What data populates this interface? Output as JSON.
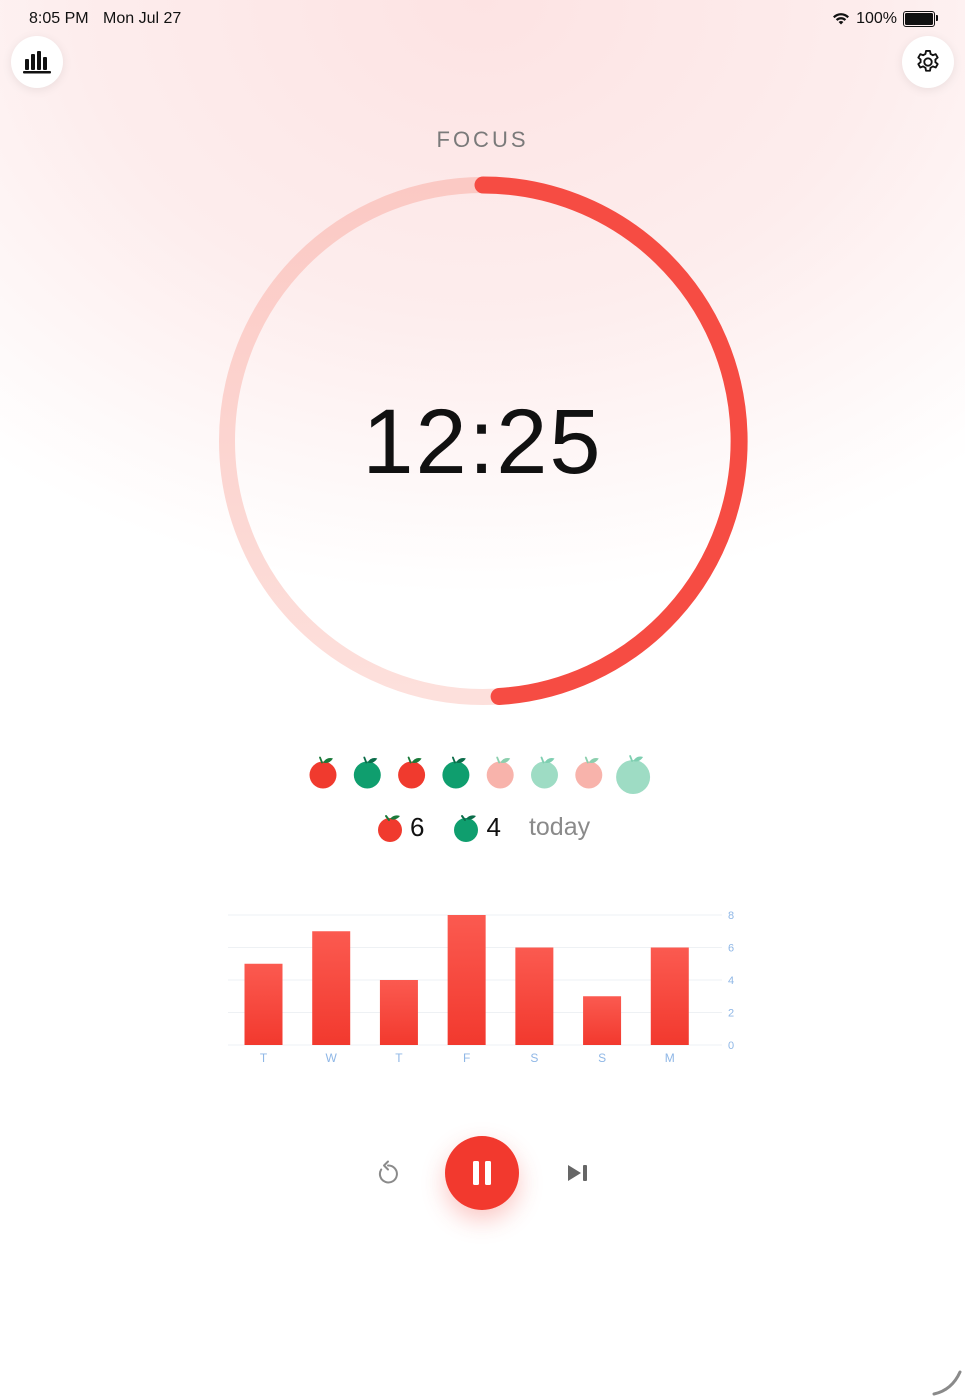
{
  "status_bar": {
    "time": "8:05 PM",
    "date": "Mon Jul 27",
    "battery": "100%",
    "wifi_icon": "wifi-icon",
    "battery_icon": "battery-icon"
  },
  "header": {
    "stats_icon": "bar-chart-icon",
    "settings_icon": "gear-icon"
  },
  "timer": {
    "mode": "FOCUS",
    "time": "12:25",
    "progress": 0.49
  },
  "sessions": {
    "icons": [
      {
        "type": "focus",
        "state": "done"
      },
      {
        "type": "break",
        "state": "done"
      },
      {
        "type": "focus",
        "state": "done"
      },
      {
        "type": "break",
        "state": "done"
      },
      {
        "type": "focus",
        "state": "pending"
      },
      {
        "type": "break",
        "state": "pending"
      },
      {
        "type": "focus",
        "state": "pending"
      },
      {
        "type": "long-break",
        "state": "pending"
      }
    ]
  },
  "today": {
    "focus_count": "6",
    "break_count": "4",
    "label": "today"
  },
  "chart_data": {
    "type": "bar",
    "categories": [
      "T",
      "W",
      "T",
      "F",
      "S",
      "S",
      "M"
    ],
    "values": [
      5,
      7,
      4,
      8,
      6,
      3,
      6
    ],
    "y_ticks": [
      "8",
      "6",
      "4",
      "2",
      "0"
    ],
    "ylim": [
      0,
      8
    ],
    "grid": true,
    "axis_position": "right"
  },
  "controls": {
    "reset_icon": "reset-icon",
    "pause_icon": "pause-icon",
    "skip_icon": "skip-forward-icon"
  },
  "colors": {
    "accent": "#f2392e",
    "ring_track": "#fcd7d3",
    "tomato_red": "#f03a2e",
    "tomato_green": "#0f9e6e",
    "axis_text": "#8fb7e6"
  }
}
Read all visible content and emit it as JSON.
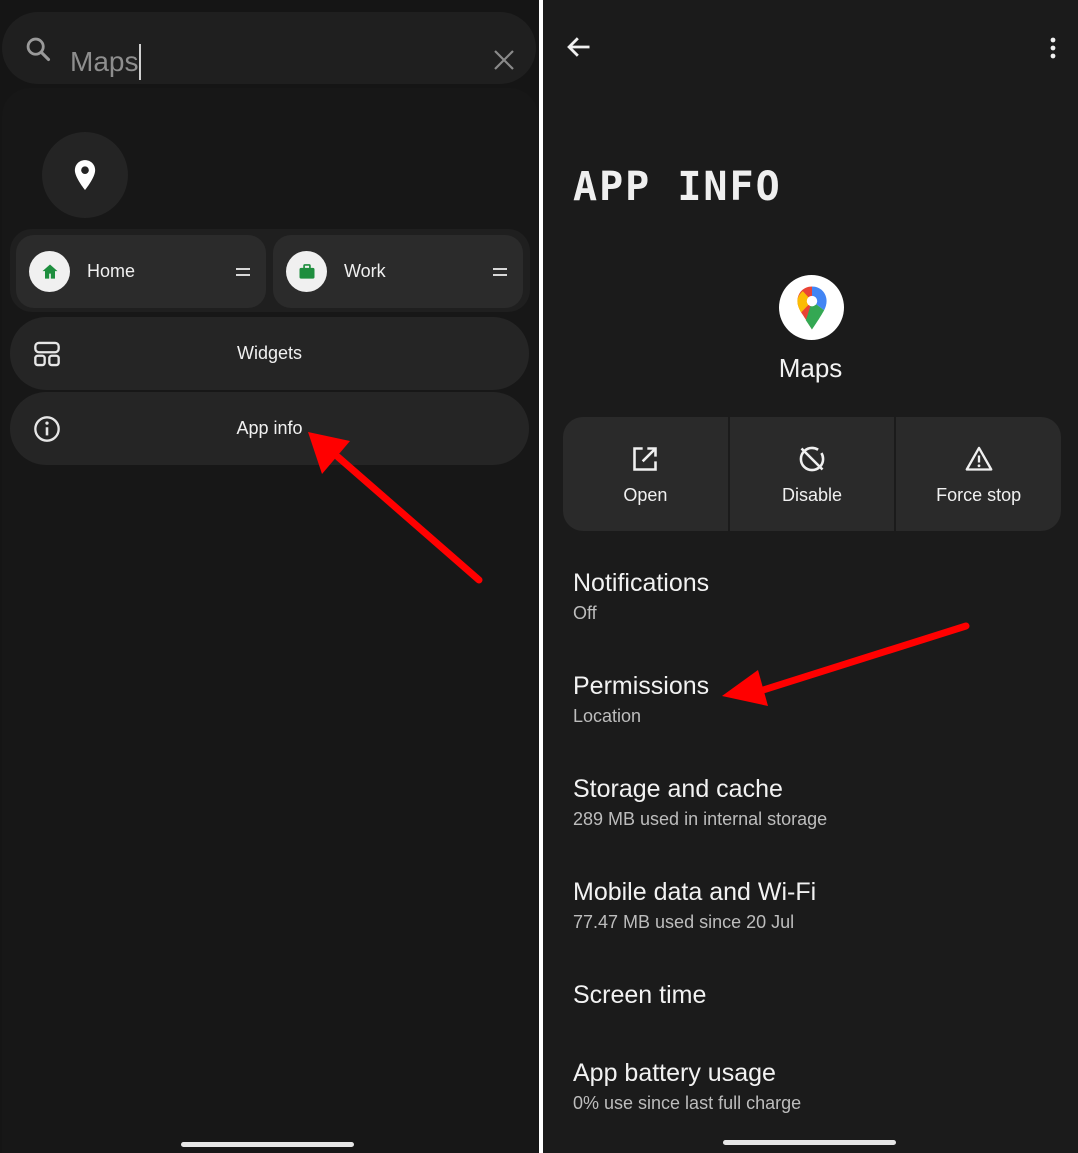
{
  "left": {
    "search": {
      "value": "Maps"
    },
    "shortcuts": [
      {
        "label": "Home",
        "icon": "home-icon",
        "color": "#1e8e3e"
      },
      {
        "label": "Work",
        "icon": "briefcase-icon",
        "color": "#1e8e3e"
      }
    ],
    "menu": [
      {
        "label": "Widgets",
        "icon": "widgets-icon"
      },
      {
        "label": "App info",
        "icon": "info-icon"
      }
    ]
  },
  "right": {
    "title": "APP INFO",
    "app_name": "Maps",
    "actions": [
      {
        "label": "Open",
        "icon": "open-external-icon"
      },
      {
        "label": "Disable",
        "icon": "disable-icon"
      },
      {
        "label": "Force stop",
        "icon": "warning-icon"
      }
    ],
    "settings": [
      {
        "title": "Notifications",
        "subtitle": "Off"
      },
      {
        "title": "Permissions",
        "subtitle": "Location"
      },
      {
        "title": "Storage and cache",
        "subtitle": "289 MB used in internal storage"
      },
      {
        "title": "Mobile data and Wi-Fi",
        "subtitle": "77.47 MB used since 20 Jul"
      },
      {
        "title": "Screen time",
        "subtitle": ""
      },
      {
        "title": "App battery usage",
        "subtitle": "0% use since last full charge"
      }
    ]
  },
  "colors": {
    "background": "#151515",
    "surface": "#252525",
    "accent_green": "#1e8e3e",
    "annotation_arrow": "#ff0000"
  }
}
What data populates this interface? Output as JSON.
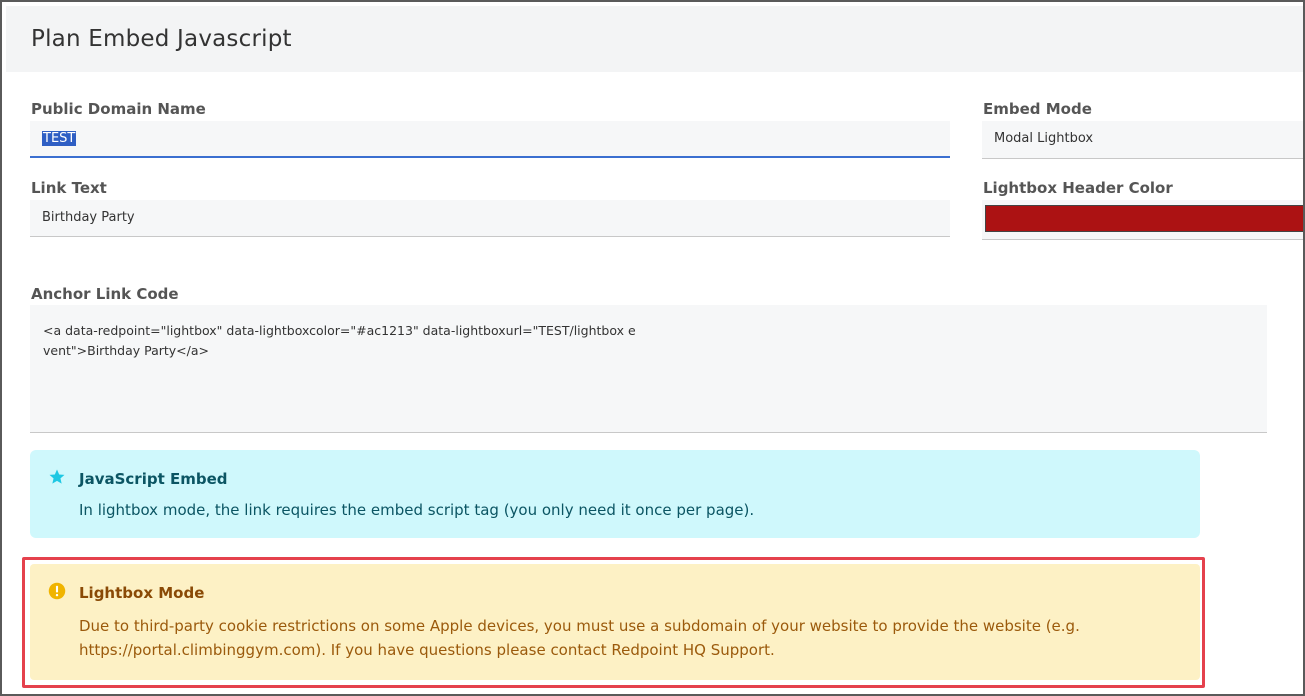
{
  "page": {
    "title": "Plan Embed Javascript"
  },
  "form": {
    "domain_label": "Public Domain Name",
    "domain_value": "TEST",
    "embed_mode_label": "Embed Mode",
    "embed_mode_value": "Modal Lightbox",
    "link_text_label": "Link Text",
    "link_text_value": "Birthday Party",
    "header_color_label": "Lightbox Header Color",
    "header_color_value": "#ac1213",
    "anchor_label": "Anchor Link Code",
    "anchor_code": "<a data-redpoint=\"lightbox\" data-lightboxcolor=\"#ac1213\" data-lightboxurl=\"TEST/lightbox event\">Birthday Party</a>"
  },
  "alerts": {
    "info": {
      "icon": "star-icon",
      "title": "JavaScript Embed",
      "text": "In lightbox mode, the link requires the embed script tag (you only need it once per page)."
    },
    "warning": {
      "icon": "exclamation-circle-icon",
      "title": "Lightbox Mode",
      "text": "Due to third-party cookie restrictions on some Apple devices, you must use a subdomain of your website to provide the website (e.g. https://portal.climbinggym.com). If you have questions please contact Redpoint HQ Support."
    }
  },
  "colors": {
    "info_bg": "#cff8fc",
    "warning_bg": "#fdf1c5",
    "highlight_outline": "#e5414d",
    "focus": "#3b6fd0"
  }
}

Short task →
From the material above, copy each line that includes the word "used".

Expected answer →
        "subtitle": "289 MB used in internal storage"
        "subtitle": "77.47 MB used since 20 Jul"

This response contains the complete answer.